*Stated goal*
Give the number of lines in the data that contain "this", and nothing more.

[Saved entries]

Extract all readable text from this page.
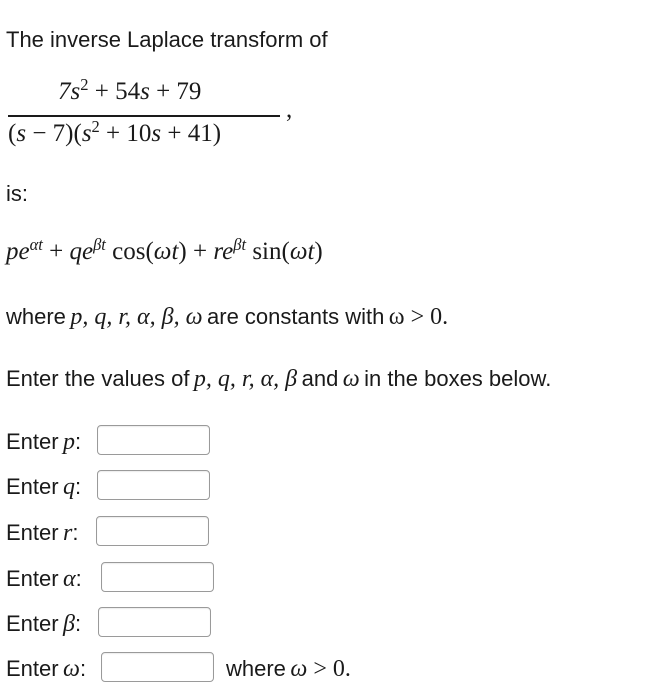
The inverse Laplace transform of
$7s^2 + 54s + 79$
$(s - 7)(s^2 + 10s + 41)$
,
is:
$pe^{\alpha t} + qe^{\beta t}$ $\cos(\omega t) + re^{\beta t}$ sin(ωt)
where p, q, r, α, β, ω are constants with ω > 0.
Enter the values of p, q, r, α, β and ω in the boxes below.
Enter p:
Enter q:
Enter r:
Enter α:
Enter β:
Enter ω:	where ω > 0.
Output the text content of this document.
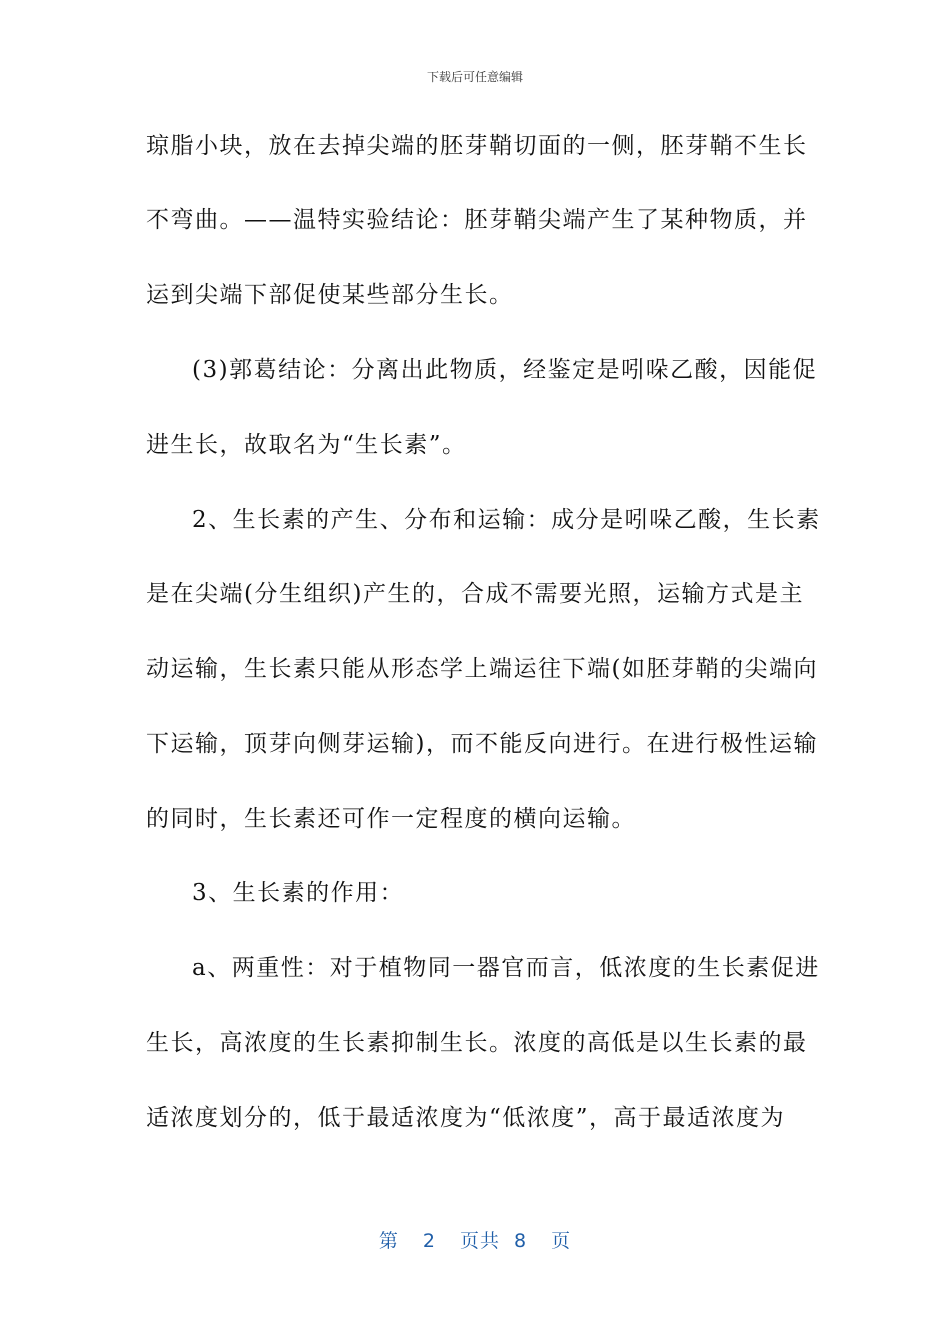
下载后可任意编辑
琼脂小块，放在去掉尖端的胚芽鞘切面的一侧，胚芽鞘不生长
不弯曲。——温特实验结论：胚芽鞘尖端产生了某种物质，并
运到尖端下部促使某些部分生长。
(3)郭葛结论：分离出此物质，经鉴定是吲哚乙酸，因能促
进生长，故取名为“生长素”。
2、生长素的产生、分布和运输：成分是吲哚乙酸，生长素
是在尖端(分生组织)产生的，合成不需要光照，运输方式是主
动运输，生长素只能从形态学上端运往下端(如胚芽鞘的尖端向
下运输，顶芽向侧芽运输)，而不能反向进行。在进行极性运输
的同时，生长素还可作一定程度的横向运输。
3、生长素的作用：
a、两重性：对于植物同一器官而言，低浓度的生长素促进
生长，高浓度的生长素抑制生长。浓度的高低是以生长素的最
适浓度划分的，低于最适浓度为“低浓度”，高于最适浓度为
第 2 页共 8 页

*Reply*
2